● **Data extract**
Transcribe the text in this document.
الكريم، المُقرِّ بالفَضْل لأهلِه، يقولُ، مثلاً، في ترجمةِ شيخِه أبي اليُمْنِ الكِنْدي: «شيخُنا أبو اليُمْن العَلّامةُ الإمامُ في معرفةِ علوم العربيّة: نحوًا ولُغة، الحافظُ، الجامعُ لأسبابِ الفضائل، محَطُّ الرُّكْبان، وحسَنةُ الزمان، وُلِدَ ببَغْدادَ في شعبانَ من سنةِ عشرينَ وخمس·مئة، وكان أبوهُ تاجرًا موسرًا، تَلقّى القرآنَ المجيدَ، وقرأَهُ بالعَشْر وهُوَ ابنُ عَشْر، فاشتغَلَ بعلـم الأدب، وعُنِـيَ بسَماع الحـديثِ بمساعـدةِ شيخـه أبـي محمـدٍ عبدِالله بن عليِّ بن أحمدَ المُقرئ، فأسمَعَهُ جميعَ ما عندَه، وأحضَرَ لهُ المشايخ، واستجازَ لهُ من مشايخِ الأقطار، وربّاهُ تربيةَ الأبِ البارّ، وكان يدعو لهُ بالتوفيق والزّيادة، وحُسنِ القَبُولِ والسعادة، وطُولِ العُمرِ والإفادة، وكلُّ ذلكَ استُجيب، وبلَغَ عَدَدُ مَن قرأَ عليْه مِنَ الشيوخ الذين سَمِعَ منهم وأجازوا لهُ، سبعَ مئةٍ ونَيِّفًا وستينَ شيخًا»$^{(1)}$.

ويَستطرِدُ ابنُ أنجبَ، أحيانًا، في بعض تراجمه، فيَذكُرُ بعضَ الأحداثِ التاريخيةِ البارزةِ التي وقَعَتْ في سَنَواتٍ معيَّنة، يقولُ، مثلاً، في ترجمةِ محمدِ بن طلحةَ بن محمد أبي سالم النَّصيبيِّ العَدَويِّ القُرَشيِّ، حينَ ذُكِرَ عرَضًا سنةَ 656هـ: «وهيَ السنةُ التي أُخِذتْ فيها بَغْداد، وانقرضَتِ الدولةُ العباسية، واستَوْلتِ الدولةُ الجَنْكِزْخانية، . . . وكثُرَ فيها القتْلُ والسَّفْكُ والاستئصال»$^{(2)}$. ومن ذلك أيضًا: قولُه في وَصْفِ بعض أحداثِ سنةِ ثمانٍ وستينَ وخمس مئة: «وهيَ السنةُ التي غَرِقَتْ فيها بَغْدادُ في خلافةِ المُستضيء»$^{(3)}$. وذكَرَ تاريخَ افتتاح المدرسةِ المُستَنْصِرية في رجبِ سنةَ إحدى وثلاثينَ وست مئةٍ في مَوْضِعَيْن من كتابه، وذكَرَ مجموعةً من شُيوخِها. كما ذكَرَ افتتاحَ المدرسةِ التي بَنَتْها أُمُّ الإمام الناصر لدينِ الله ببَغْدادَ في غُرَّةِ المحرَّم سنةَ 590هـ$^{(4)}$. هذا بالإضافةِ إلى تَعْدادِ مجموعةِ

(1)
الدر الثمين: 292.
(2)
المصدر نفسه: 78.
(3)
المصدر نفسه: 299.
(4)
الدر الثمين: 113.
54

● **Written instruction**
Report the number of lines in the entries above that include the string "ترجمة". Give nothing but the number.

● **Correct output**
2